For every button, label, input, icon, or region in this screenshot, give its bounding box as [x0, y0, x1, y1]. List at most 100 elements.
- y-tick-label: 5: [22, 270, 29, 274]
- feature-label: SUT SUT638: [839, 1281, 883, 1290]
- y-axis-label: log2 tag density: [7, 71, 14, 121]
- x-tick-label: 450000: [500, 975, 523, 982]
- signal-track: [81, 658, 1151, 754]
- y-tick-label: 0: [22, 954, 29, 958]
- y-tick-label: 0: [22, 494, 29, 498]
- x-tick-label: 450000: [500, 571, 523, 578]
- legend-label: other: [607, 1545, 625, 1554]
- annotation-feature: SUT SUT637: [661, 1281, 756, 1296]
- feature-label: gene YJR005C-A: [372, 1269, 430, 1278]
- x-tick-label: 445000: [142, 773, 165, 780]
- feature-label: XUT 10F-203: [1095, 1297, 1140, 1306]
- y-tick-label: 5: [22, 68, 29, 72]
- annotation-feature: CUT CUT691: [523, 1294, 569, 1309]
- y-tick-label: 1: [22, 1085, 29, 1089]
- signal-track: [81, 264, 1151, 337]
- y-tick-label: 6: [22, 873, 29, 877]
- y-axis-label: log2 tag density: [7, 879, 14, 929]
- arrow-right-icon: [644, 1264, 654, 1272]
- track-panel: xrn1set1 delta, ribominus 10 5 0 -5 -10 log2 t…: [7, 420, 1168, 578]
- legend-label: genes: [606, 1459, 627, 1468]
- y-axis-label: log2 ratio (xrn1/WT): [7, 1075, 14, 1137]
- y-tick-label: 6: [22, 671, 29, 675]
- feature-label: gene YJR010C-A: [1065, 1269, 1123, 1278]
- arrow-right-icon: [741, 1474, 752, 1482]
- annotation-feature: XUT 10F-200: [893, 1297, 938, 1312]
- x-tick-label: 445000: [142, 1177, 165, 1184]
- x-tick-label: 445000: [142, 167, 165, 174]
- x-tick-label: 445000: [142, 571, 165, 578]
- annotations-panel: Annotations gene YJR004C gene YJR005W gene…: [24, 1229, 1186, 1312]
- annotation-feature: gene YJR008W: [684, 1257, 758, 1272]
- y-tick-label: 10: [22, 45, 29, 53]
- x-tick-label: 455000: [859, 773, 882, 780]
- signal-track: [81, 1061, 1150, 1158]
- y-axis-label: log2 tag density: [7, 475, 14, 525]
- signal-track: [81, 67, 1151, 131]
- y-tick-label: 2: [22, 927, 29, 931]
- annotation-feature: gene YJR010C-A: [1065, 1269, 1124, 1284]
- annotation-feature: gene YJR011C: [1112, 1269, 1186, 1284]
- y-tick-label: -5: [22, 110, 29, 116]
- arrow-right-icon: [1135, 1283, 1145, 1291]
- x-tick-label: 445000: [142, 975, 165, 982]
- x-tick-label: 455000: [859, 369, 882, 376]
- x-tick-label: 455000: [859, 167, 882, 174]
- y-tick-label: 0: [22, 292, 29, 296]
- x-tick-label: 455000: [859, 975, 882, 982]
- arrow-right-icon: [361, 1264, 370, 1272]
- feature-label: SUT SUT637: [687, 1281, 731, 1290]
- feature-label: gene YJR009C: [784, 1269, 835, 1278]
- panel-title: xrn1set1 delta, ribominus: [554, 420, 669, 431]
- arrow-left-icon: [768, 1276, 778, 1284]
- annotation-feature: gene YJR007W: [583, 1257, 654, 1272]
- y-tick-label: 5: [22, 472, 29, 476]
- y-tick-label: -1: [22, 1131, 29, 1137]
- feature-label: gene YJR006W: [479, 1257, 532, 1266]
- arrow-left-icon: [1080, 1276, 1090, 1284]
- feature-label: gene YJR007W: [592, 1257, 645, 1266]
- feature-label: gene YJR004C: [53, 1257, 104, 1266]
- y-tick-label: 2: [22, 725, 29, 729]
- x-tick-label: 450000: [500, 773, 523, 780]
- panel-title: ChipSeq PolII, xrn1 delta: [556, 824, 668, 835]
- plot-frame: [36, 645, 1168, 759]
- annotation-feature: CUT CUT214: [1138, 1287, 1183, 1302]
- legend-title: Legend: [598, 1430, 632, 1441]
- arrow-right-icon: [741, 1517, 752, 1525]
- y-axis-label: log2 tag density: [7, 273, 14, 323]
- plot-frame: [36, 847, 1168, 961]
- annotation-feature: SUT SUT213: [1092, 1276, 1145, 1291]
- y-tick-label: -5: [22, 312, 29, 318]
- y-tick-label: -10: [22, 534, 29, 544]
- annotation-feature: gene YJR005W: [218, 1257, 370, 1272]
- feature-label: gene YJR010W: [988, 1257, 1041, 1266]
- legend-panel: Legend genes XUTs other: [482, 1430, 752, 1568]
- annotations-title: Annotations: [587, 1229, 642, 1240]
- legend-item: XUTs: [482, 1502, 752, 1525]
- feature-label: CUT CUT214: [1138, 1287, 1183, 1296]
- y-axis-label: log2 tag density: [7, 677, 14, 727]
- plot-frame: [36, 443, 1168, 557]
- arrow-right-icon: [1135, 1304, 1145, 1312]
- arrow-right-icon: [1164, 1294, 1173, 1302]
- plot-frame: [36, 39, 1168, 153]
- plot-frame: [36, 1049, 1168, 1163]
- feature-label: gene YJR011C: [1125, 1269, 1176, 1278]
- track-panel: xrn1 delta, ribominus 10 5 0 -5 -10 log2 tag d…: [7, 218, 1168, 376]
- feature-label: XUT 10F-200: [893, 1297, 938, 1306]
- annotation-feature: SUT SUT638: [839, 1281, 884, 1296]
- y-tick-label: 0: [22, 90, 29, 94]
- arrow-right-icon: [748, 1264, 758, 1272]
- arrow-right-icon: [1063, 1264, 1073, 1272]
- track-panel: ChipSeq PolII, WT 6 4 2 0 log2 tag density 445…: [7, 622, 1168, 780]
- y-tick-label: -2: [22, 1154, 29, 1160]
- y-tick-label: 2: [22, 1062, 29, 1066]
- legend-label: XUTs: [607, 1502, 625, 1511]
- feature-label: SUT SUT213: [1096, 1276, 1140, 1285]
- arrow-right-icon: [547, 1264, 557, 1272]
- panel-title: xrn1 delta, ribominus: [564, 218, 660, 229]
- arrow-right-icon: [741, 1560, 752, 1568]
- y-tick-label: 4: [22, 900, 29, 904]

» TASK REQUIREMENTS
Every line of the listing is to be returned exactly as given.

» YOUR RESPONSE
For every button, label, input, icon, or region in this screenshot, give its bounding box as [x0, y0, x1, y1]. List at most 100 elements.
- y-tick-label: 5: [22, 270, 29, 274]
- feature-label: SUT SUT638: [839, 1281, 883, 1290]
- y-axis-label: log2 tag density: [7, 71, 14, 121]
- x-tick-label: 450000: [500, 975, 523, 982]
- signal-track: [81, 658, 1151, 754]
- y-tick-label: 0: [22, 954, 29, 958]
- y-tick-label: 0: [22, 494, 29, 498]
- x-tick-label: 450000: [500, 571, 523, 578]
- legend-label: other: [607, 1545, 625, 1554]
- annotation-feature: SUT SUT637: [661, 1281, 756, 1296]
- feature-label: gene YJR005C-A: [372, 1269, 430, 1278]
- x-tick-label: 445000: [142, 773, 165, 780]
- feature-label: XUT 10F-203: [1095, 1297, 1140, 1306]
- y-tick-label: 5: [22, 68, 29, 72]
- annotation-feature: CUT CUT691: [523, 1294, 569, 1309]
- y-tick-label: 1: [22, 1085, 29, 1089]
- signal-track: [81, 264, 1151, 337]
- y-tick-label: 6: [22, 873, 29, 877]
- y-axis-label: log2 tag density: [7, 879, 14, 929]
- arrow-right-icon: [644, 1264, 654, 1272]
- track-panel: xrn1set1 delta, ribominus 10 5 0 -5 -10 log2 t…: [7, 420, 1168, 578]
- legend-label: genes: [606, 1459, 627, 1468]
- y-axis-label: log2 ratio (xrn1/WT): [7, 1075, 14, 1137]
- y-tick-label: 6: [22, 671, 29, 675]
- feature-label: gene YJR010C-A: [1065, 1269, 1123, 1278]
- arrow-right-icon: [741, 1474, 752, 1482]
- annotation-feature: XUT 10F-200: [893, 1297, 938, 1312]
- x-tick-label: 445000: [142, 1177, 165, 1184]
- x-tick-label: 445000: [142, 167, 165, 174]
- x-tick-label: 445000: [142, 571, 165, 578]
- annotations-panel: Annotations gene YJR004C gene YJR005W gene…: [24, 1229, 1186, 1312]
- annotation-feature: gene YJR008W: [684, 1257, 758, 1272]
- y-tick-label: 10: [22, 45, 29, 53]
- x-tick-label: 455000: [859, 773, 882, 780]
- signal-track: [81, 1061, 1150, 1158]
- y-axis-label: log2 tag density: [7, 475, 14, 525]
- signal-track: [81, 67, 1151, 131]
- y-tick-label: 2: [22, 927, 29, 931]
- annotation-feature: gene YJR010C-A: [1065, 1269, 1124, 1284]
- annotation-feature: gene YJR011C: [1112, 1269, 1186, 1284]
- y-tick-label: -5: [22, 110, 29, 116]
- arrow-right-icon: [1135, 1283, 1145, 1291]
- x-tick-label: 445000: [142, 975, 165, 982]
- x-tick-label: 455000: [859, 369, 882, 376]
- x-tick-label: 455000: [859, 167, 882, 174]
- y-tick-label: 0: [22, 292, 29, 296]
- x-tick-label: 455000: [859, 975, 882, 982]
- arrow-right-icon: [361, 1264, 370, 1272]
- feature-label: SUT SUT637: [687, 1281, 731, 1290]
- feature-label: gene YJR009C: [784, 1269, 835, 1278]
- panel-title: xrn1set1 delta, ribominus: [554, 420, 669, 431]
- arrow-left-icon: [768, 1276, 778, 1284]
- annotation-feature: gene YJR007W: [583, 1257, 654, 1272]
- y-tick-label: 5: [22, 472, 29, 476]
- y-tick-label: -1: [22, 1131, 29, 1137]
- feature-label: gene YJR006W: [479, 1257, 532, 1266]
- arrow-left-icon: [1080, 1276, 1090, 1284]
- feature-label: gene YJR007W: [592, 1257, 645, 1266]
- feature-label: gene YJR004C: [53, 1257, 104, 1266]
- y-tick-label: 2: [22, 725, 29, 729]
- x-tick-label: 450000: [500, 773, 523, 780]
- panel-title: ChipSeq PolII, xrn1 delta: [556, 824, 668, 835]
- plot-frame: [36, 645, 1168, 759]
- annotation-feature: CUT CUT214: [1138, 1287, 1183, 1302]
- legend-title: Legend: [598, 1430, 632, 1441]
- arrow-right-icon: [741, 1517, 752, 1525]
- y-axis-label: log2 tag density: [7, 273, 14, 323]
- plot-frame: [36, 847, 1168, 961]
- annotation-feature: SUT SUT213: [1092, 1276, 1145, 1291]
- y-tick-label: -5: [22, 312, 29, 318]
- y-tick-label: -10: [22, 534, 29, 544]
- annotation-feature: gene YJR005W: [218, 1257, 370, 1272]
- feature-label: gene YJR010W: [988, 1257, 1041, 1266]
- legend-panel: Legend genes XUTs other: [482, 1430, 752, 1568]
- annotations-title: Annotations: [587, 1229, 642, 1240]
- legend-item: XUTs: [482, 1502, 752, 1525]
- feature-label: CUT CUT214: [1138, 1287, 1183, 1296]
- y-axis-label: log2 tag density: [7, 677, 14, 727]
- plot-frame: [36, 443, 1168, 557]
- arrow-right-icon: [1135, 1304, 1145, 1312]
- arrow-right-icon: [1164, 1294, 1173, 1302]
- plot-frame: [36, 39, 1168, 153]
- plot-frame: [36, 1049, 1168, 1163]
- feature-label: gene YJR011C: [1125, 1269, 1176, 1278]
- track-panel: xrn1 delta, ribominus 10 5 0 -5 -10 log2 tag d…: [7, 218, 1168, 376]
- feature-label: XUT 10F-200: [893, 1297, 938, 1306]
- annotation-feature: SUT SUT638: [839, 1281, 884, 1296]
- y-tick-label: 0: [22, 90, 29, 94]
- arrow-right-icon: [748, 1264, 758, 1272]
- arrow-right-icon: [1063, 1264, 1073, 1272]
- track-panel: ChipSeq PolII, WT 6 4 2 0 log2 tag density 445…: [7, 622, 1168, 780]
- y-tick-label: -2: [22, 1154, 29, 1160]
- y-tick-label: 2: [22, 1062, 29, 1066]
- legend-label: XUTs: [607, 1502, 625, 1511]
- feature-label: SUT SUT213: [1096, 1276, 1140, 1285]
- arrow-right-icon: [547, 1264, 557, 1272]
- panel-title: xrn1 delta, ribominus: [564, 218, 660, 229]
- arrow-right-icon: [741, 1560, 752, 1568]
- y-tick-label: 4: [22, 900, 29, 904]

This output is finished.